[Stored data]
⁂

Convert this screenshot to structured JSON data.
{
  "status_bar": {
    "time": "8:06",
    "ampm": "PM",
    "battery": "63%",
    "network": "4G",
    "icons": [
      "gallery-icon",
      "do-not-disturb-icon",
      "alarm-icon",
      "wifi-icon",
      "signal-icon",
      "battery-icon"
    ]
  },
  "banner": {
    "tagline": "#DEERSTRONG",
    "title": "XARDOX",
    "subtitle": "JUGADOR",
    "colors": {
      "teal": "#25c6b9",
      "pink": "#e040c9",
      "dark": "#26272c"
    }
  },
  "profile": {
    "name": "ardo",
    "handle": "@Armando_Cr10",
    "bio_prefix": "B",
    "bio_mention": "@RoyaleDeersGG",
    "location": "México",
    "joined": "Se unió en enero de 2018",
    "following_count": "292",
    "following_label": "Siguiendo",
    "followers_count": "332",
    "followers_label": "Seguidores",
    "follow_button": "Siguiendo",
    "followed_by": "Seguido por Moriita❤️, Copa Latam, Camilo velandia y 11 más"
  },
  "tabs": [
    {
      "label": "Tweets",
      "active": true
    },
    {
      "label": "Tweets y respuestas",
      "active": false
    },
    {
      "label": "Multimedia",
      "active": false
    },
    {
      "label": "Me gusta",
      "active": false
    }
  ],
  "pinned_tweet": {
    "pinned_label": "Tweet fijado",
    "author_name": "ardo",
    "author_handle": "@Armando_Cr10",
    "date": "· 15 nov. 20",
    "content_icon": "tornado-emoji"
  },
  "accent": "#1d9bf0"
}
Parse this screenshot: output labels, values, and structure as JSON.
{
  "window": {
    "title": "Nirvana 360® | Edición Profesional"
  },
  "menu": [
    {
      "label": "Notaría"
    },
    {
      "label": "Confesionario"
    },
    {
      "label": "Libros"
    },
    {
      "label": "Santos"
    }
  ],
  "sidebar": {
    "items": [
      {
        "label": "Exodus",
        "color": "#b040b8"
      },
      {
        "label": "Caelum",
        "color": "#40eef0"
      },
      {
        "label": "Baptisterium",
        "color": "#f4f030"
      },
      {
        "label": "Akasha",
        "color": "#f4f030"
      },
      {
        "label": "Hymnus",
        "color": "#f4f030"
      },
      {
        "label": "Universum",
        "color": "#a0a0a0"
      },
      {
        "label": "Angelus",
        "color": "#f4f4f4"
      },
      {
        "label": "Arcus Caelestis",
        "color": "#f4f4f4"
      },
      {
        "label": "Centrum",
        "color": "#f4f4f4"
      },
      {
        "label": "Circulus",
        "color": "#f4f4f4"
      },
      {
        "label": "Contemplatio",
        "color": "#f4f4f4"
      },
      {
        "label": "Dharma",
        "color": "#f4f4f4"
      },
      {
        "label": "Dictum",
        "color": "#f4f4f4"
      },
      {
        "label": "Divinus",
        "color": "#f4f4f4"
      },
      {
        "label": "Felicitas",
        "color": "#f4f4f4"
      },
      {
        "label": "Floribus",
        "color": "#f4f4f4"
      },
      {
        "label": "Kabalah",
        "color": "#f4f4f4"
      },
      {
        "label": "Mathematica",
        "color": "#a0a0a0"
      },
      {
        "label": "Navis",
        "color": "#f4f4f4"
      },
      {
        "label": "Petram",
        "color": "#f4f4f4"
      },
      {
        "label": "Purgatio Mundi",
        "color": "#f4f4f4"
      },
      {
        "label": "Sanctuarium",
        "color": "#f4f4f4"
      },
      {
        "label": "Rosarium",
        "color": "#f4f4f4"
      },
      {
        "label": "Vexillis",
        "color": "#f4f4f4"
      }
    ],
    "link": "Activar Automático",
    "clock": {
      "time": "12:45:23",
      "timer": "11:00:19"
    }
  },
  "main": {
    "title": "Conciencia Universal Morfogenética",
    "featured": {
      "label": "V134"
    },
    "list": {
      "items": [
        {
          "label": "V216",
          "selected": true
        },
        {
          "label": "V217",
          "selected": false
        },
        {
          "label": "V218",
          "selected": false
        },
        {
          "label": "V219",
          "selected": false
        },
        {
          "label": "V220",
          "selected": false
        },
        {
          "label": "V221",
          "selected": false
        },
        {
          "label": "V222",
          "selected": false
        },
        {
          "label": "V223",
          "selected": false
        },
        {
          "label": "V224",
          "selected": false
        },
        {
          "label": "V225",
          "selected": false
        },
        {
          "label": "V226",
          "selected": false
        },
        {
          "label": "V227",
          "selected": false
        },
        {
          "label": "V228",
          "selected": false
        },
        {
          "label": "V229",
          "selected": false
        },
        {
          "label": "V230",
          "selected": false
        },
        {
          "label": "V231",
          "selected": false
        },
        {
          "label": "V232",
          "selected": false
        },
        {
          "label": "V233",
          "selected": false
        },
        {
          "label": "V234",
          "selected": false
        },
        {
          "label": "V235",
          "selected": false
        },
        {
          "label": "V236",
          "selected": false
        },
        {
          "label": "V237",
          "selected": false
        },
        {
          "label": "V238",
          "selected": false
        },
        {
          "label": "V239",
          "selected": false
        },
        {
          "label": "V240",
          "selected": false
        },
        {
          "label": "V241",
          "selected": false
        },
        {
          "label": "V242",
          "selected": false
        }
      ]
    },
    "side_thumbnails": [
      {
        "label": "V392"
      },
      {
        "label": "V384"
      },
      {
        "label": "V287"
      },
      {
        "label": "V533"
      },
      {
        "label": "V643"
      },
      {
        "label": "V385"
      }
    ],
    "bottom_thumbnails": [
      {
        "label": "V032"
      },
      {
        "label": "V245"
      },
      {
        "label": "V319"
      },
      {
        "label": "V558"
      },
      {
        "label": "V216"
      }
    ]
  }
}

⁂

Copy out every line of the data above, exactly as given.

Convert this screenshot to structured JSON data.
{
  "status_bar": {
    "time": "8:06",
    "ampm": "PM",
    "battery": "63%",
    "network": "4G",
    "icons": [
      "gallery-icon",
      "do-not-disturb-icon",
      "alarm-icon",
      "wifi-icon",
      "signal-icon",
      "battery-icon"
    ]
  },
  "banner": {
    "tagline": "#DEERSTRONG",
    "title": "XARDOX",
    "subtitle": "JUGADOR",
    "colors": {
      "teal": "#25c6b9",
      "pink": "#e040c9",
      "dark": "#26272c"
    }
  },
  "profile": {
    "name": "ardo",
    "handle": "@Armando_Cr10",
    "bio_prefix": "B",
    "bio_mention": "@RoyaleDeersGG",
    "location": "México",
    "joined": "Se unió en enero de 2018",
    "following_count": "292",
    "following_label": "Siguiendo",
    "followers_count": "332",
    "followers_label": "Seguidores",
    "follow_button": "Siguiendo",
    "followed_by": "Seguido por Moriita❤️, Copa Latam, Camilo velandia y 11 más"
  },
  "tabs": [
    {
      "label": "Tweets",
      "active": true
    },
    {
      "label": "Tweets y respuestas",
      "active": false
    },
    {
      "label": "Multimedia",
      "active": false
    },
    {
      "label": "Me gusta",
      "active": false
    }
  ],
  "pinned_tweet": {
    "pinned_label": "Tweet fijado",
    "author_name": "ardo",
    "author_handle": "@Armando_Cr10",
    "date": "· 15 nov. 20",
    "content_icon": "tornado-emoji"
  },
  "accent": "#1d9bf0"
}
Parse this screenshot: output labels, values, and structure as JSON.
{
  "window": {
    "title": "Nirvana 360® | Edición Profesional"
  },
  "menu": [
    {
      "label": "Notaría"
    },
    {
      "label": "Confesionario"
    },
    {
      "label": "Libros"
    },
    {
      "label": "Santos"
    }
  ],
  "sidebar": {
    "items": [
      {
        "label": "Exodus",
        "color": "#b040b8"
      },
      {
        "label": "Caelum",
        "color": "#40eef0"
      },
      {
        "label": "Baptisterium",
        "color": "#f4f030"
      },
      {
        "label": "Akasha",
        "color": "#f4f030"
      },
      {
        "label": "Hymnus",
        "color": "#f4f030"
      },
      {
        "label": "Universum",
        "color": "#a0a0a0"
      },
      {
        "label": "Angelus",
        "color": "#f4f4f4"
      },
      {
        "label": "Arcus Caelestis",
        "color": "#f4f4f4"
      },
      {
        "label": "Centrum",
        "color": "#f4f4f4"
      },
      {
        "label": "Circulus",
        "color": "#f4f4f4"
      },
      {
        "label": "Contemplatio",
        "color": "#f4f4f4"
      },
      {
        "label": "Dharma",
        "color": "#f4f4f4"
      },
      {
        "label": "Dictum",
        "color": "#f4f4f4"
      },
      {
        "label": "Divinus",
        "color": "#f4f4f4"
      },
      {
        "label": "Felicitas",
        "color": "#f4f4f4"
      },
      {
        "label": "Floribus",
        "color": "#f4f4f4"
      },
      {
        "label": "Kabalah",
        "color": "#f4f4f4"
      },
      {
        "label": "Mathematica",
        "color": "#a0a0a0"
      },
      {
        "label": "Navis",
        "color": "#f4f4f4"
      },
      {
        "label": "Petram",
        "color": "#f4f4f4"
      },
      {
        "label": "Purgatio Mundi",
        "color": "#f4f4f4"
      },
      {
        "label": "Sanctuarium",
        "color": "#f4f4f4"
      },
      {
        "label": "Rosarium",
        "color": "#f4f4f4"
      },
      {
        "label": "Vexillis",
        "color": "#f4f4f4"
      }
    ],
    "link": "Activar Automático",
    "clock": {
      "time": "12:45:23",
      "timer": "11:00:19"
    }
  },
  "main": {
    "title": "Conciencia Universal Morfogenética",
    "featured": {
      "label": "V134"
    },
    "list": {
      "items": [
        {
          "label": "V216",
          "selected": true
        },
        {
          "label": "V217",
          "selected": false
        },
        {
          "label": "V218",
          "selected": false
        },
        {
          "label": "V219",
          "selected": false
        },
        {
          "label": "V220",
          "selected": false
        },
        {
          "label": "V221",
          "selected": false
        },
        {
          "label": "V222",
          "selected": false
        },
        {
          "label": "V223",
          "selected": false
        },
        {
          "label": "V224",
          "selected": false
        },
        {
          "label": "V225",
          "selected": false
        },
        {
          "label": "V226",
          "selected": false
        },
        {
          "label": "V227",
          "selected": false
        },
        {
          "label": "V228",
          "selected": false
        },
        {
          "label": "V229",
          "selected": false
        },
        {
          "label": "V230",
          "selected": false
        },
        {
          "label": "V231",
          "selected": false
        },
        {
          "label": "V232",
          "selected": false
        },
        {
          "label": "V233",
          "selected": false
        },
        {
          "label": "V234",
          "selected": false
        },
        {
          "label": "V235",
          "selected": false
        },
        {
          "label": "V236",
          "selected": false
        },
        {
          "label": "V237",
          "selected": false
        },
        {
          "label": "V238",
          "selected": false
        },
        {
          "label": "V239",
          "selected": false
        },
        {
          "label": "V240",
          "selected": false
        },
        {
          "label": "V241",
          "selected": false
        },
        {
          "label": "V242",
          "selected": false
        }
      ]
    },
    "side_thumbnails": [
      {
        "label": "V392"
      },
      {
        "label": "V384"
      },
      {
        "label": "V287"
      },
      {
        "label": "V533"
      },
      {
        "label": "V643"
      },
      {
        "label": "V385"
      }
    ],
    "bottom_thumbnails": [
      {
        "label": "V032"
      },
      {
        "label": "V245"
      },
      {
        "label": "V319"
      },
      {
        "label": "V558"
      },
      {
        "label": "V216"
      }
    ]
  }
}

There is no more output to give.